━━━━━ Given data

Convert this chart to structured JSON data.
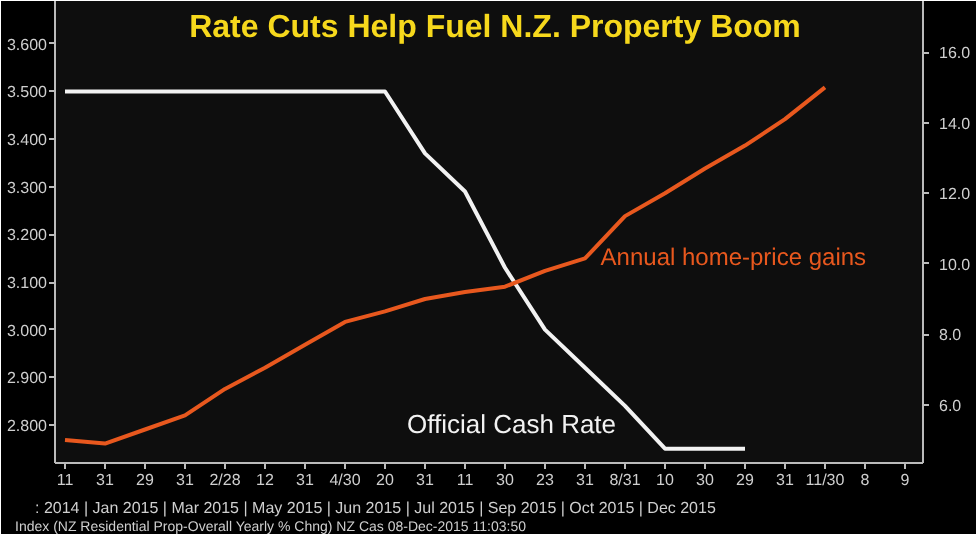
{
  "chart_data": {
    "type": "line",
    "title": "Rate Cuts Help Fuel N.Z. Property Boom",
    "categories": [
      "11",
      "31",
      "29",
      "31",
      "2/28",
      "12",
      "31",
      "4/30",
      "20",
      "31",
      "11",
      "30",
      "23",
      "31",
      "8/31",
      "10",
      "30",
      "29",
      "31",
      "11/30",
      "8",
      "9"
    ],
    "series": [
      {
        "name": "Official Cash Rate",
        "color": "#f2f2f2",
        "values": [
          3.5,
          3.5,
          3.5,
          3.5,
          3.5,
          3.5,
          3.5,
          3.5,
          3.5,
          3.37,
          3.29,
          3.13,
          3.0,
          2.92,
          2.84,
          2.75,
          2.75,
          2.75,
          null,
          null,
          null,
          null
        ]
      },
      {
        "name": "Annual home-price gains",
        "color": "#e8581e",
        "axis": "y2",
        "values": [
          5.0,
          4.9,
          5.3,
          5.7,
          6.45,
          7.05,
          7.7,
          8.35,
          8.65,
          9.0,
          9.2,
          9.35,
          9.8,
          10.15,
          11.35,
          12.0,
          12.7,
          13.35,
          14.1,
          15.0,
          null,
          null
        ]
      }
    ],
    "ylim": [
      2.72,
      3.69
    ],
    "yticks": [
      {
        "value": 2.8,
        "label": "2.800"
      },
      {
        "value": 2.9,
        "label": "2.900"
      },
      {
        "value": 3.0,
        "label": "3.000"
      },
      {
        "value": 3.1,
        "label": "3.100"
      },
      {
        "value": 3.2,
        "label": "3.200"
      },
      {
        "value": 3.3,
        "label": "3.300"
      },
      {
        "value": 3.4,
        "label": "3.400"
      },
      {
        "value": 3.5,
        "label": "3.500"
      },
      {
        "value": 3.6,
        "label": "3.600"
      }
    ],
    "y2lim": [
      4.35,
      17.45
    ],
    "y2ticks": [
      {
        "value": 6,
        "label": "6.0"
      },
      {
        "value": 8,
        "label": "8.0"
      },
      {
        "value": 10,
        "label": "10.0"
      },
      {
        "value": 12,
        "label": "12.0"
      },
      {
        "value": 14,
        "label": "14.0"
      },
      {
        "value": 16,
        "label": "16.0"
      }
    ],
    "grid": false,
    "legend": false,
    "marker": "none",
    "line_style": "solid",
    "annotations": [
      ": 2014 | Jan 2015 | Mar 2015 | May 2015 | Jun 2015 | Jul 2015 | Sep 2015 | Oct 2015 | Dec 2015",
      "Index (NZ Residential Prop-Overall Yearly % Chng) NZ Cas",
      "08-Dec-2015 11:03:50"
    ]
  }
}
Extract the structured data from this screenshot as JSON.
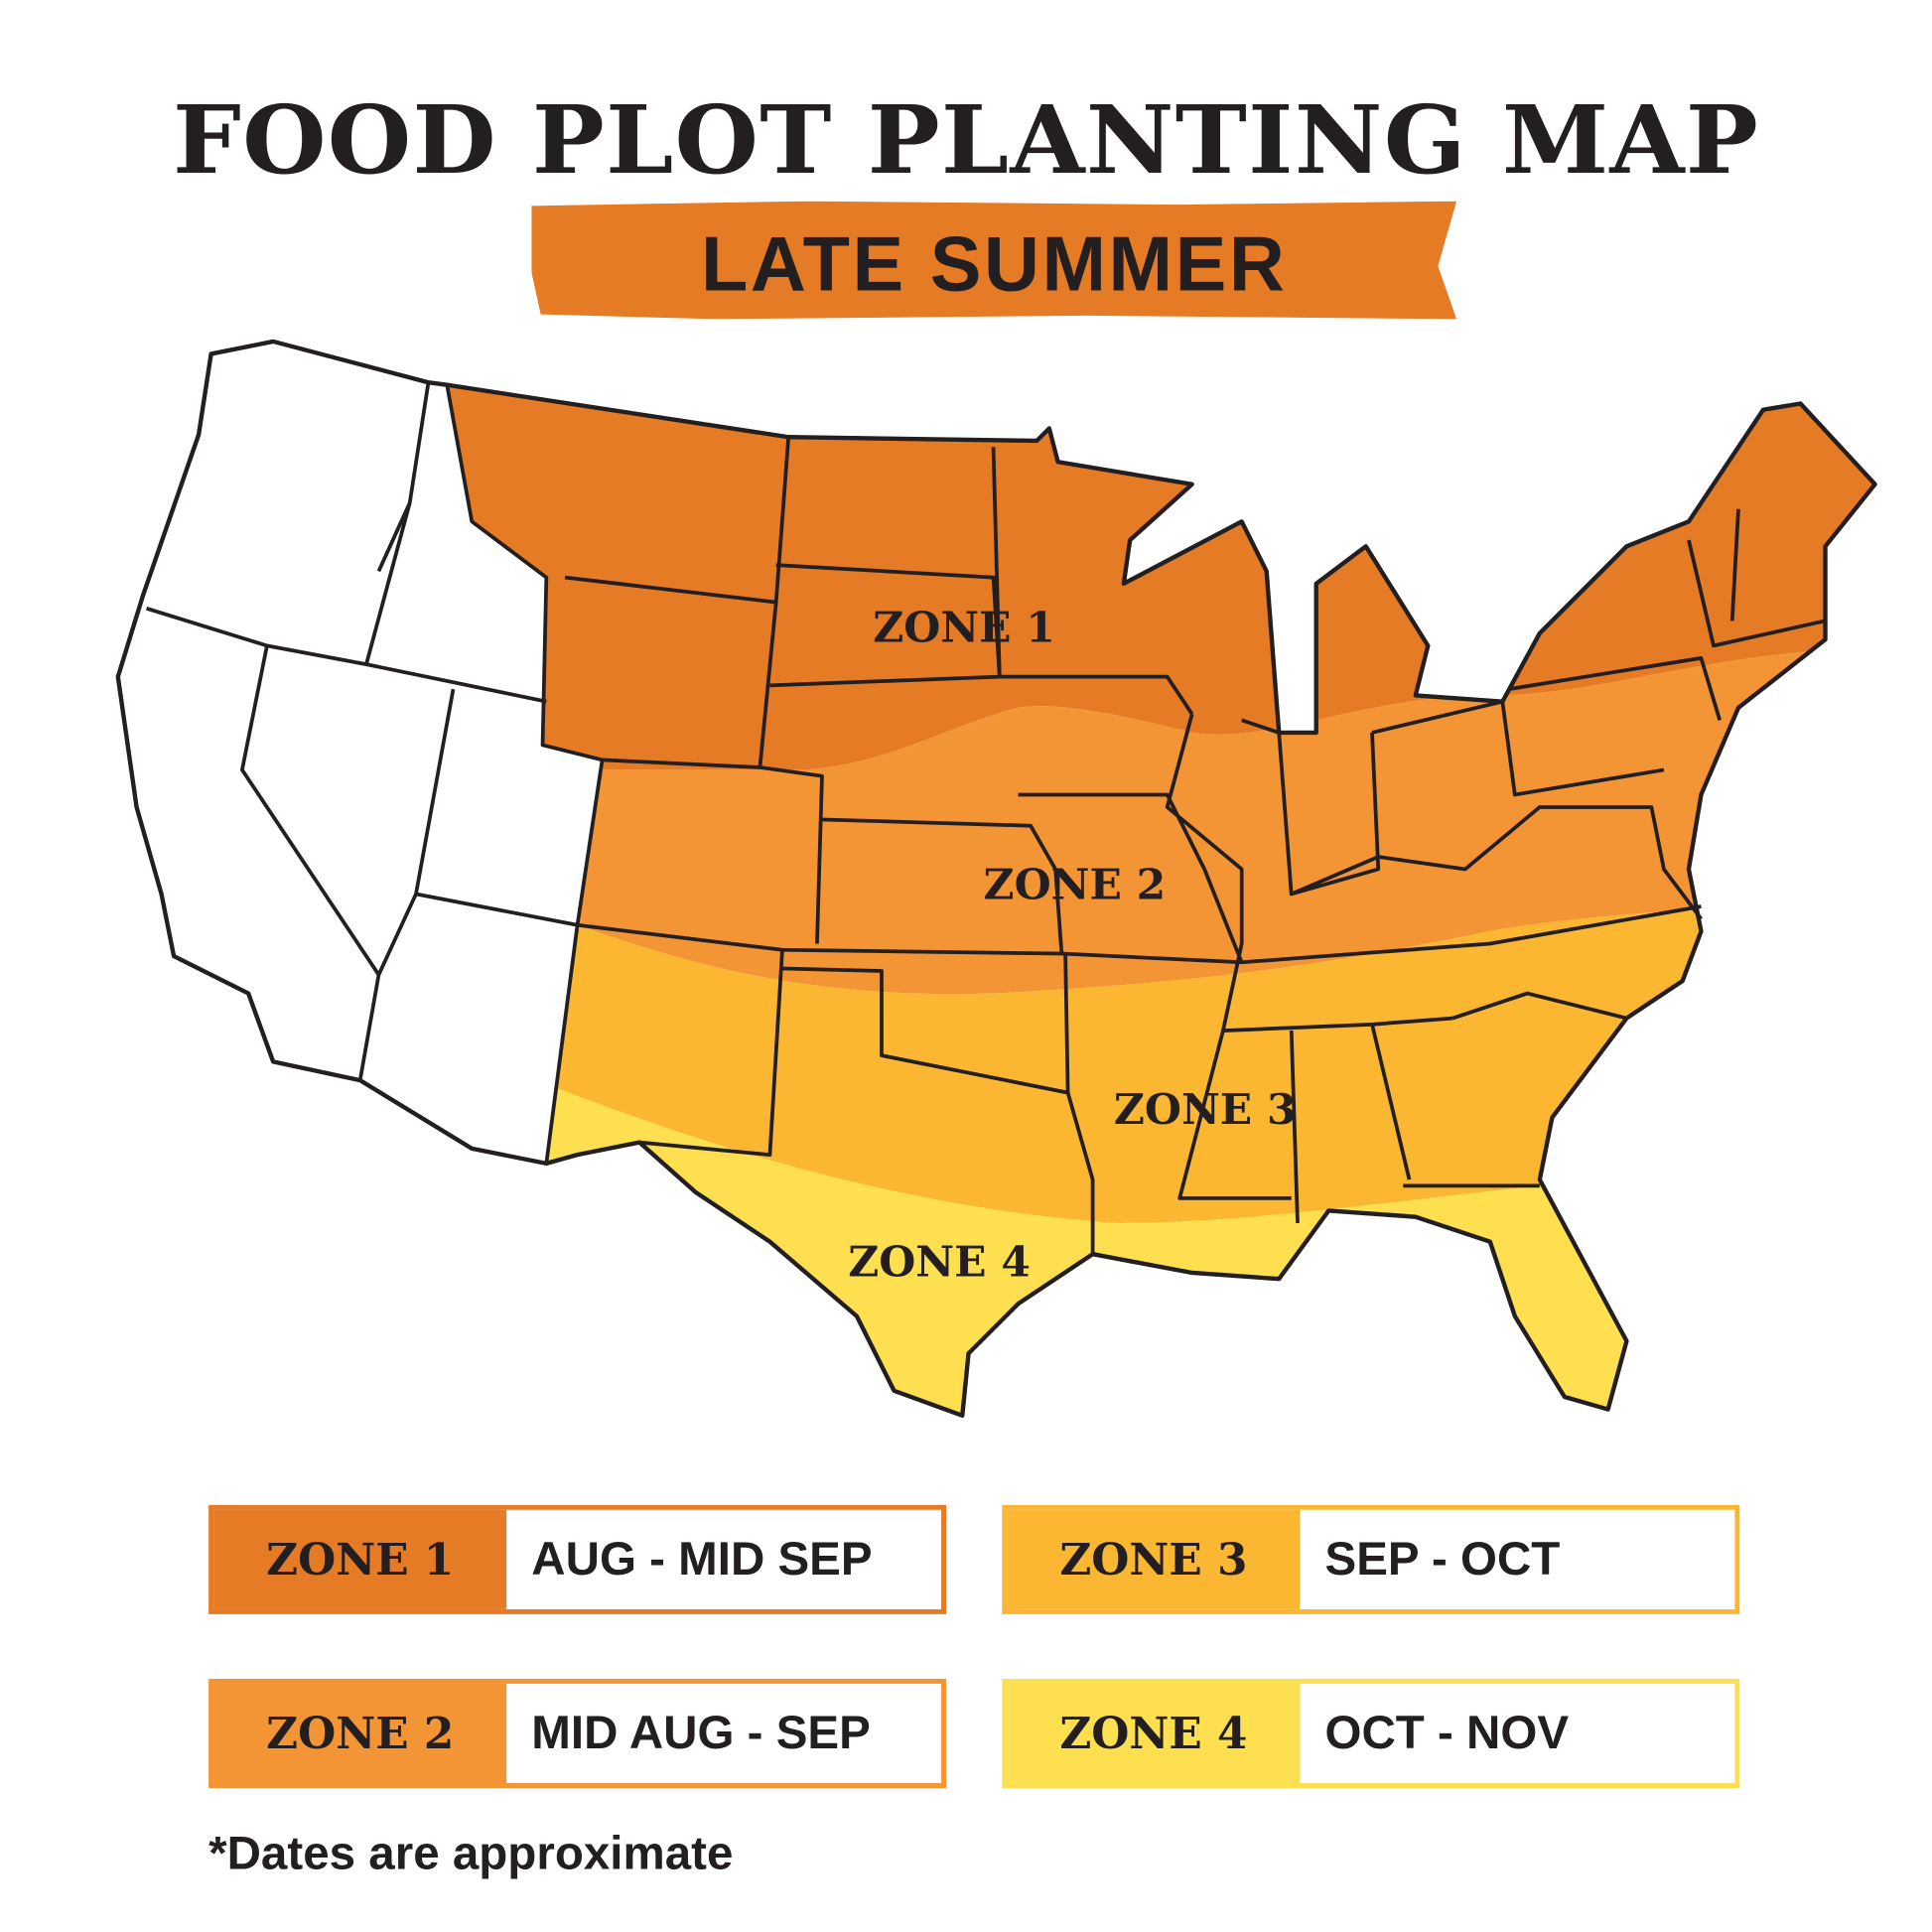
{
  "title": "FOOD PLOT PLANTING MAP",
  "subtitle": "LATE SUMMER",
  "map": {
    "zone_labels": [
      "ZONE 1",
      "ZONE 2",
      "ZONE 3",
      "ZONE 4"
    ],
    "unzoned_color": "#ffffff",
    "border_color": "#231f20"
  },
  "legend": [
    {
      "zone": "ZONE 1",
      "dates": "AUG -  MID SEP",
      "color": "#e57b25"
    },
    {
      "zone": "ZONE 2",
      "dates": "MID AUG - SEP",
      "color": "#f49535"
    },
    {
      "zone": "ZONE 3",
      "dates": "SEP - OCT",
      "color": "#fbb632"
    },
    {
      "zone": "ZONE 4",
      "dates": "OCT - NOV",
      "color": "#fedf50"
    }
  ],
  "footnote": "*Dates are approximate"
}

━━━━━━━━━━

* _Task statement_
Gather each line from the entries above that includes the word "this".

* _Expected output_
Convert this chart to structured JSON data.
Extract the structured data from this screenshot as JSON.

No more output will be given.